Data to process:
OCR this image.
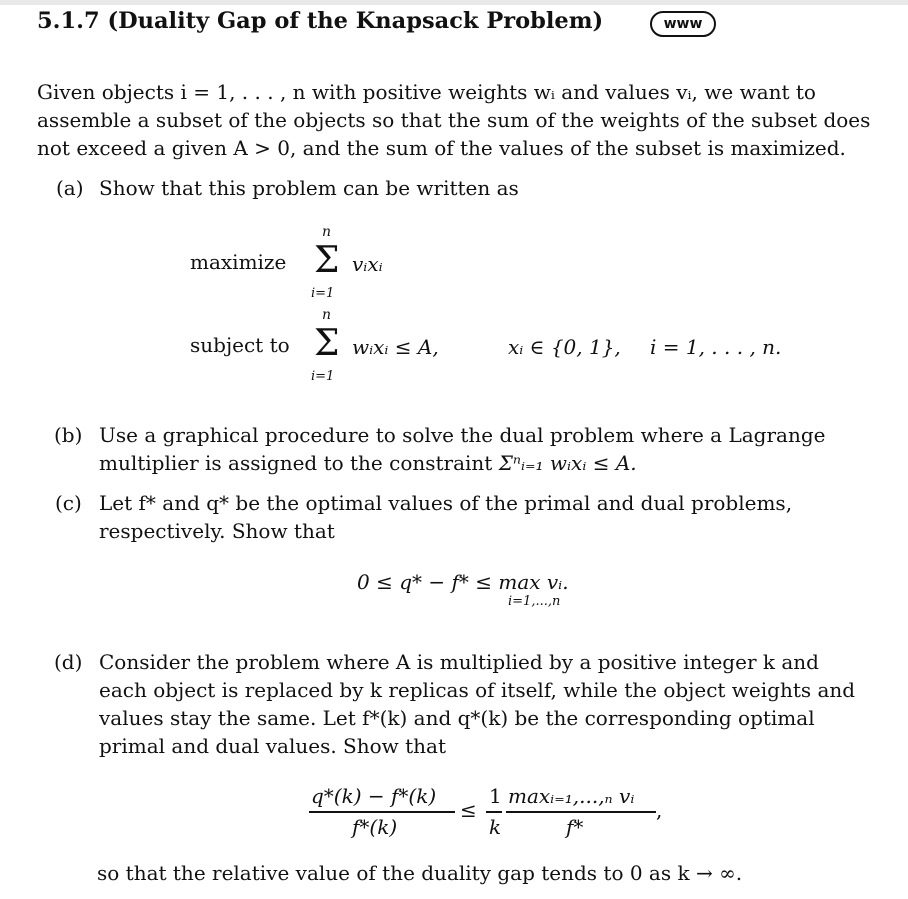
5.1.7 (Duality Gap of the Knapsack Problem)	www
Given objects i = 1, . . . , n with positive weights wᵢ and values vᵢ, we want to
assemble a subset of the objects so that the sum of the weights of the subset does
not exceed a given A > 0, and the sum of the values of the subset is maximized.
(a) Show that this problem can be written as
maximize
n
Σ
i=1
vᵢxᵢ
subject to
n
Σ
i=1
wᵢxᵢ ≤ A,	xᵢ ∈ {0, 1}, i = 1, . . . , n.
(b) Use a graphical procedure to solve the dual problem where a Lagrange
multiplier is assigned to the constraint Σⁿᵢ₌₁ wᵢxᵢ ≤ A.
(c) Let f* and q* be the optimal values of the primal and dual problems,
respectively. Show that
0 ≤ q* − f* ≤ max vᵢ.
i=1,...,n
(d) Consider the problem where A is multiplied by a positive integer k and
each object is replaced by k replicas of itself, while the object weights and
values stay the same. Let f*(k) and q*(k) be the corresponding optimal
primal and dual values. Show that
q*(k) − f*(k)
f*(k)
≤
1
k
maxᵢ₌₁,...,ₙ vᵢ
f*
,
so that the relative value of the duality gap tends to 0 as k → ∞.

Work instructions: Write out the listing word for word, omitting the pictures it holds.

Response:
OCR this image.
5.1.7 (Duality Gap of the Knapsack Problem)	www
Given objects i = 1, . . . , n with positive weights wᵢ and values vᵢ, we want to
assemble a subset of the objects so that the sum of the weights of the subset does
not exceed a given A > 0, and the sum of the values of the subset is maximized.
(a) Show that this problem can be written as
maximize
n
Σ
i=1
vᵢxᵢ
subject to
n
Σ
i=1
wᵢxᵢ ≤ A,	xᵢ ∈ {0, 1}, i = 1, . . . , n.
(b) Use a graphical procedure to solve the dual problem where a Lagrange
multiplier is assigned to the constraint Σⁿᵢ₌₁ wᵢxᵢ ≤ A.
(c) Let f* and q* be the optimal values of the primal and dual problems,
respectively. Show that
0 ≤ q* − f* ≤ max vᵢ.
i=1,...,n
(d) Consider the problem where A is multiplied by a positive integer k and
each object is replaced by k replicas of itself, while the object weights and
values stay the same. Let f*(k) and q*(k) be the corresponding optimal
primal and dual values. Show that
q*(k) − f*(k)
f*(k)
≤
1
k
maxᵢ₌₁,...,ₙ vᵢ
f*
,
so that the relative value of the duality gap tends to 0 as k → ∞.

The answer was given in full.